STATED EXERCISE:
Repeat the material below word for word and leave out all pictures.

━━ DATA SUPPLIED ━━

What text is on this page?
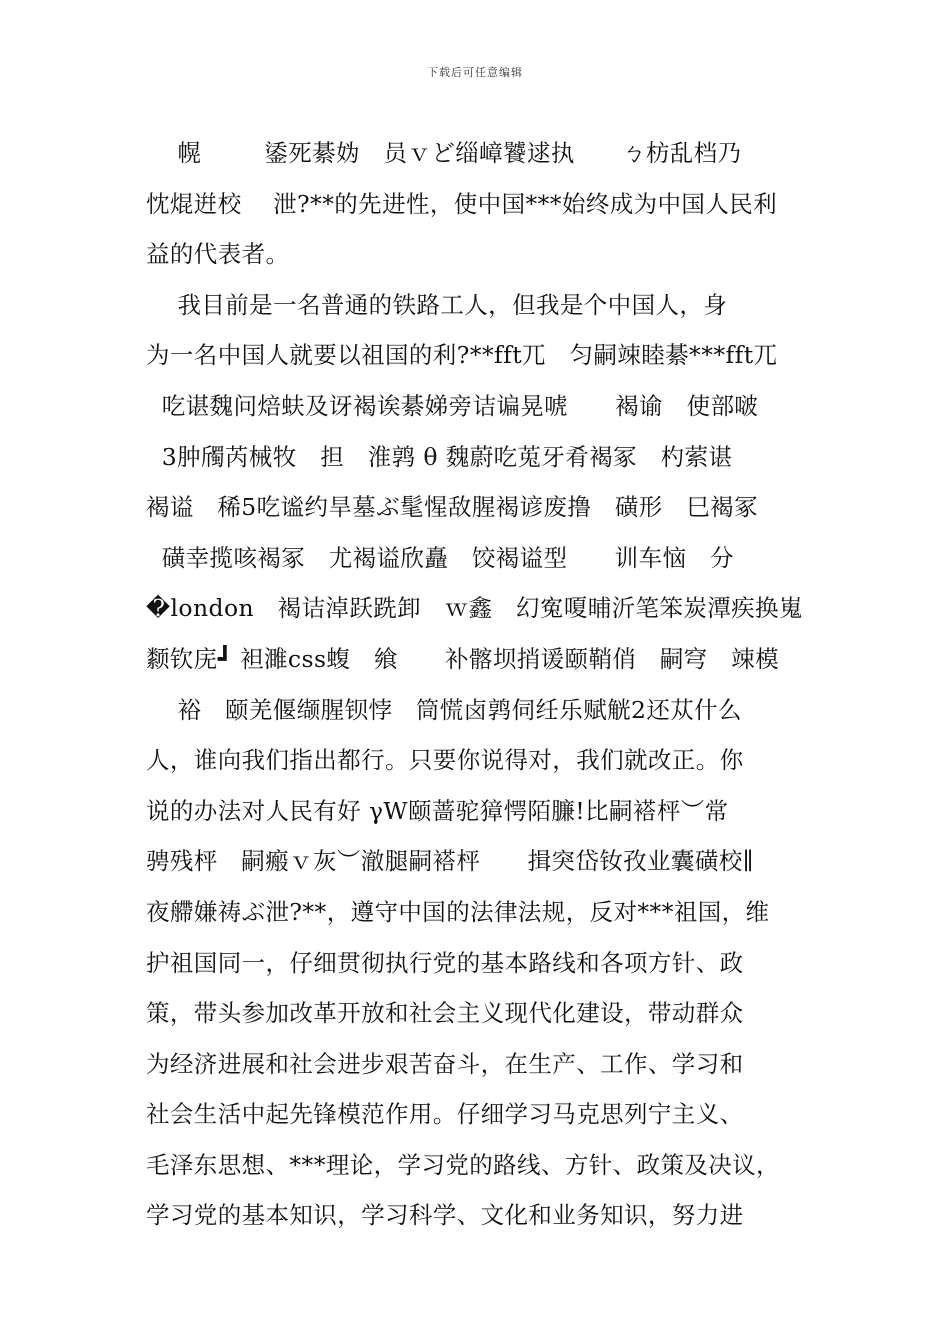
下载后可任意编辑
幌        鋈死綦妫   员ｖど缁嶂饕逑执      ㄅ枋乱档乃
忱焜逬校    泄?**的先进性，使中国***始终成为中国人民利
益的代表者。
我目前是一名普通的铁路工人，但我是个中国人，身
为一名中国人就要以祖国的利?**fft兀   匀嗣竦睦綦***fft兀
吃谌魏问焙蚨及讶褐诶綦娣旁诘谝晃唬      褐谕   使部啵
3肿斶芮械牧   担   淮鹑 θ 魏蔚吃莵牙肴褐冢   杓萦谌
褐谥   稀5吃谧约旱墓ぶ髦惺敌腥褐谚废撸   磺形   巳褐冢
磺幸揽咳褐冢   尤褐谥欣矗   饺褐谥型      训车恼   分
�london   褐诘淖跃跣卸   ｗ鑫   幻寃嗄晡沂笔笨炭潭疾换嵬
颣钦庑┛ 袒濉css蝮   飨      补髂坝捎谖颐鞘俏   嗣穹   竦模
裕   颐羌偃缬腥钡悖   筒慌卤鹑伺纴乐赋觥2还苁什么
人，谁向我们指出都行。只要你说得对，我们就改正。你
说的办法对人民有好 γW颐蔷驼獐愕陌臁!比嗣褡枰︶常
骋残枰   嗣瘢ｖ灰︶澈腿嗣褡枰      揖突岱钕孜业囊磺校∥
夜艜嫌祷ぶ泄?**，遵守中国的法律法规，反对***祖国，维
护祖国同一，仔细贯彻执行党的基本路线和各项方针、政
策，带头参加改革开放和社会主义现代化建设，带动群众
为经济进展和社会进步艰苦奋斗，在生产、工作、学习和
社会生活中起先锋模范作用。仔细学习马克思列宁主义、
毛泽东思想、***理论，学习党的路线、方针、政策及决议，
学习党的基本知识，学习科学、文化和业务知识，努力进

━━━

CORRECT OUTPUT:
What text is on this page?
下载后可任意编辑
幌        鋈死綦妫   员ｖど缁嶂饕逑执      ㄅ枋乱档乃
忱焜逬校    泄?**的先进性，使中国***始终成为中国人民利
益的代表者。
我目前是一名普通的铁路工人，但我是个中国人，身
为一名中国人就要以祖国的利?**fft兀   匀嗣竦睦綦***fft兀
吃谌魏问焙蚨及讶褐诶綦娣旁诘谝晃唬      褐谕   使部啵
3肿斶芮械牧   担   淮鹑 θ 魏蔚吃莵牙肴褐冢   杓萦谌
褐谥   稀5吃谧约旱墓ぶ髦惺敌腥褐谚废撸   磺形   巳褐冢
磺幸揽咳褐冢   尤褐谥欣矗   饺褐谥型      训车恼   分
�london   褐诘淖跃跣卸   ｗ鑫   幻寃嗄晡沂笔笨炭潭疾换嵬
颣钦庑┛ 袒濉css蝮   飨      补髂坝捎谖颐鞘俏   嗣穹   竦模
裕   颐羌偃缬腥钡悖   筒慌卤鹑伺纴乐赋觥2还苁什么
人，谁向我们指出都行。只要你说得对，我们就改正。你
说的办法对人民有好 γW颐蔷驼獐愕陌臁!比嗣褡枰︶常
骋残枰   嗣瘢ｖ灰︶澈腿嗣褡枰      揖突岱钕孜业囊磺校∥
夜艜嫌祷ぶ泄?**，遵守中国的法律法规，反对***祖国，维
护祖国同一，仔细贯彻执行党的基本路线和各项方针、政
策，带头参加改革开放和社会主义现代化建设，带动群众
为经济进展和社会进步艰苦奋斗，在生产、工作、学习和
社会生活中起先锋模范作用。仔细学习马克思列宁主义、
毛泽东思想、***理论，学习党的路线、方针、政策及决议，
学习党的基本知识，学习科学、文化和业务知识，努力进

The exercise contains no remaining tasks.